**INSTRUCTIONS FOR THE TASK**: How many of the lines that follow contain the word "skin"? Give only the number.

Start of ENTRIES

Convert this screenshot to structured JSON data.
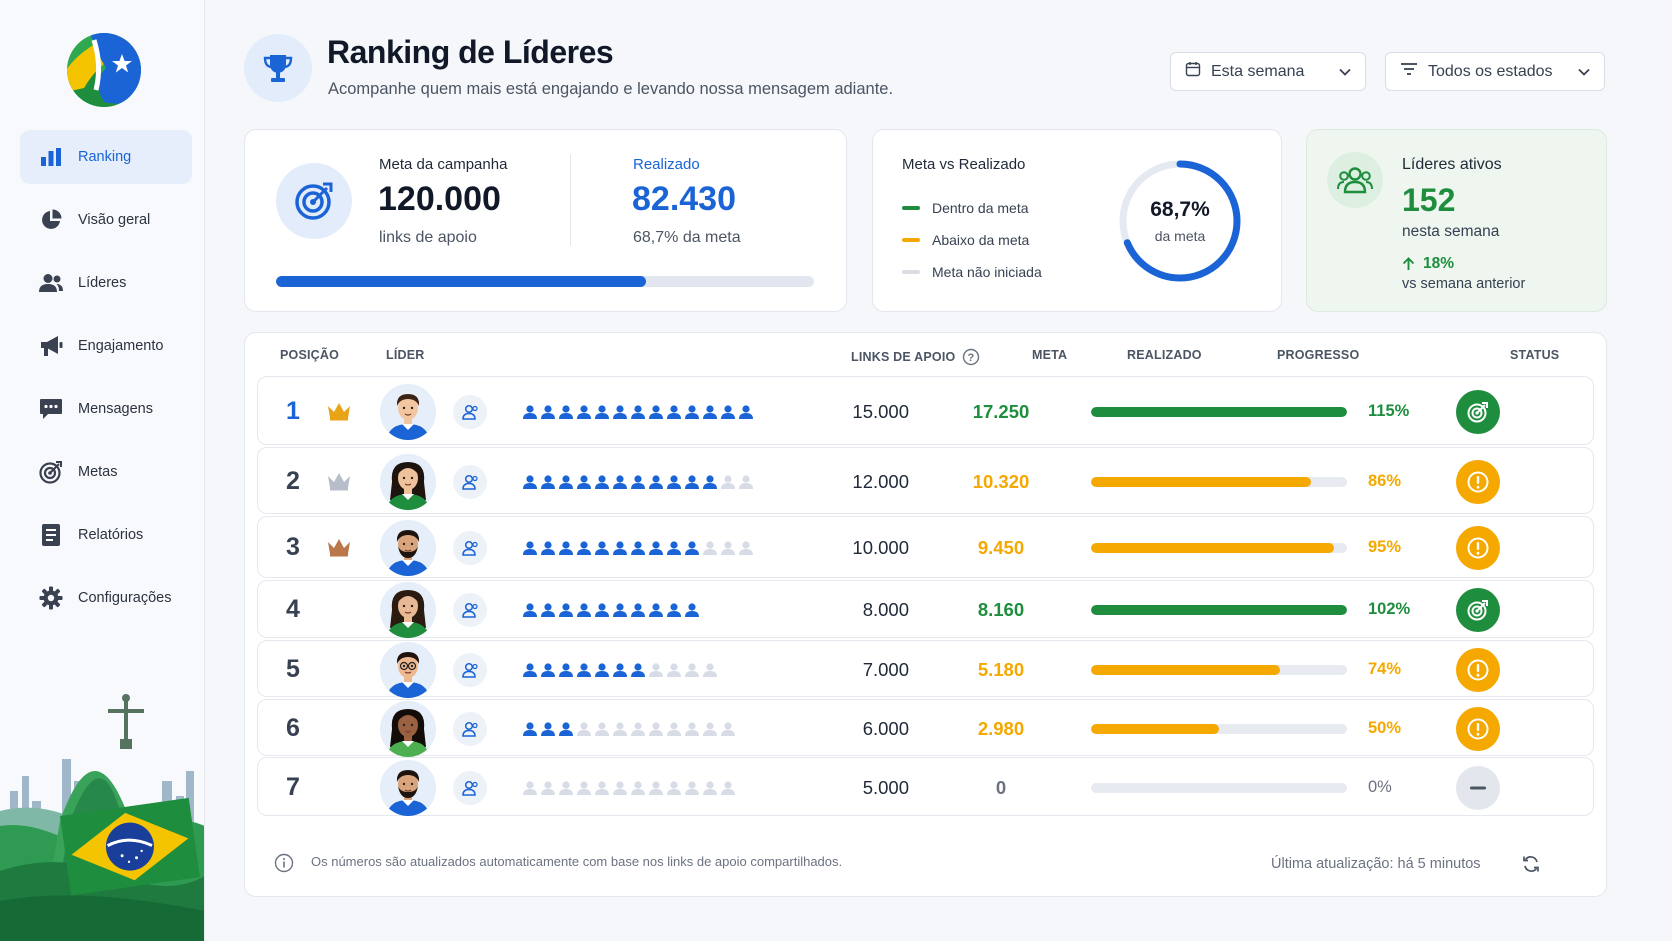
{
  "sidebar": {
    "items": [
      {
        "label": "Ranking",
        "icon": "bar-chart-icon"
      },
      {
        "label": "Visão geral",
        "icon": "pie-chart-icon"
      },
      {
        "label": "Líderes",
        "icon": "users-icon"
      },
      {
        "label": "Engajamento",
        "icon": "megaphone-icon"
      },
      {
        "label": "Mensagens",
        "icon": "chat-icon"
      },
      {
        "label": "Metas",
        "icon": "target-icon"
      },
      {
        "label": "Relatórios",
        "icon": "report-icon"
      },
      {
        "label": "Configurações",
        "icon": "gear-icon"
      }
    ],
    "active_index": 0
  },
  "header": {
    "title": "Ranking de Líderes",
    "subtitle": "Acompanhe quem mais está engajando e levando nossa mensagem adiante.",
    "period_filter": "Esta semana",
    "state_filter": "Todos os estados"
  },
  "campaign": {
    "goal_label": "Meta da campanha",
    "goal_value": "120.000",
    "goal_unit": "links de apoio",
    "done_label": "Realizado",
    "done_value": "82.430",
    "done_pct": "68,7% da meta",
    "progress": 0.687
  },
  "goal_vs_done": {
    "title": "Meta vs Realizado",
    "legend": [
      {
        "label": "Dentro da meta",
        "color": "#1e8e3e"
      },
      {
        "label": "Abaixo da meta",
        "color": "#f5a800"
      },
      {
        "label": "Meta não iniciada",
        "color": "#d9dde4"
      }
    ],
    "donut_value": "68,7%",
    "donut_caption": "da meta",
    "donut_fraction": 0.687
  },
  "active_leaders": {
    "title": "Líderes ativos",
    "value": "152",
    "caption": "nesta semana",
    "change": "18%",
    "change_caption": "vs semana anterior"
  },
  "table": {
    "headers": {
      "position": "POSIÇÃO",
      "leader": "LÍDER",
      "links": "LINKS DE APOIO",
      "goal": "META",
      "done": "REALIZADO",
      "progress": "PROGRESSO",
      "status": "STATUS"
    },
    "rows": [
      {
        "pos": "1",
        "crown": "gold",
        "filled": 13,
        "total": 13,
        "goal": "15.000",
        "done": "17.250",
        "progress": 1.0,
        "pct": "115%",
        "status": "ok",
        "avatar": {
          "skin": "#f1c6a1",
          "hair": "#3b2416",
          "shirt": "#1a64d6",
          "long": false,
          "beard": false,
          "glasses": false
        }
      },
      {
        "pos": "2",
        "crown": "silver",
        "filled": 11,
        "total": 13,
        "goal": "12.000",
        "done": "10.320",
        "progress": 0.86,
        "pct": "86%",
        "status": "warn",
        "avatar": {
          "skin": "#f0c29b",
          "hair": "#1e130d",
          "shirt": "#1e8e3e",
          "long": true,
          "beard": false,
          "glasses": false
        }
      },
      {
        "pos": "3",
        "crown": "bronze",
        "filled": 10,
        "total": 13,
        "goal": "10.000",
        "done": "9.450",
        "progress": 0.95,
        "pct": "95%",
        "status": "warn",
        "avatar": {
          "skin": "#d9a47c",
          "hair": "#1e130d",
          "shirt": "#1a64d6",
          "long": false,
          "beard": true,
          "glasses": false
        }
      },
      {
        "pos": "4",
        "crown": "none",
        "filled": 10,
        "total": 10,
        "goal": "8.000",
        "done": "8.160",
        "progress": 1.0,
        "pct": "102%",
        "status": "ok",
        "avatar": {
          "skin": "#e9b894",
          "hair": "#2a1a10",
          "shirt": "#1e8e3e",
          "long": true,
          "beard": false,
          "glasses": false
        }
      },
      {
        "pos": "5",
        "crown": "none",
        "filled": 7,
        "total": 11,
        "goal": "7.000",
        "done": "5.180",
        "progress": 0.74,
        "pct": "74%",
        "status": "warn",
        "avatar": {
          "skin": "#eeb990",
          "hair": "#1e130d",
          "shirt": "#1a64d6",
          "long": false,
          "beard": false,
          "glasses": true
        }
      },
      {
        "pos": "6",
        "crown": "none",
        "filled": 3,
        "total": 12,
        "goal": "6.000",
        "done": "2.980",
        "progress": 0.5,
        "pct": "50%",
        "status": "warn",
        "avatar": {
          "skin": "#9a6243",
          "hair": "#140c08",
          "shirt": "#4caf50",
          "long": true,
          "beard": false,
          "glasses": false
        }
      },
      {
        "pos": "7",
        "crown": "none",
        "filled": 0,
        "total": 12,
        "goal": "5.000",
        "done": "0",
        "progress": 0,
        "pct": "0%",
        "status": "none",
        "avatar": {
          "skin": "#d9a47c",
          "hair": "#1e130d",
          "shirt": "#1a64d6",
          "long": false,
          "beard": true,
          "glasses": false
        }
      }
    ]
  },
  "footer": {
    "note": "Os números são atualizados automaticamente com base nos links de apoio compartilhados.",
    "updated": "Última atualização: há 5 minutos"
  },
  "colors": {
    "accent": "#1a64d6",
    "ok": "#1e8e3e",
    "warn": "#f5a800",
    "none": "#e3e6ec",
    "gold": "#e8a317",
    "silver": "#b8bec9",
    "bronze": "#b9774a"
  }
}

End of ENTRIES

**EXERCISE OUTPUT**: 7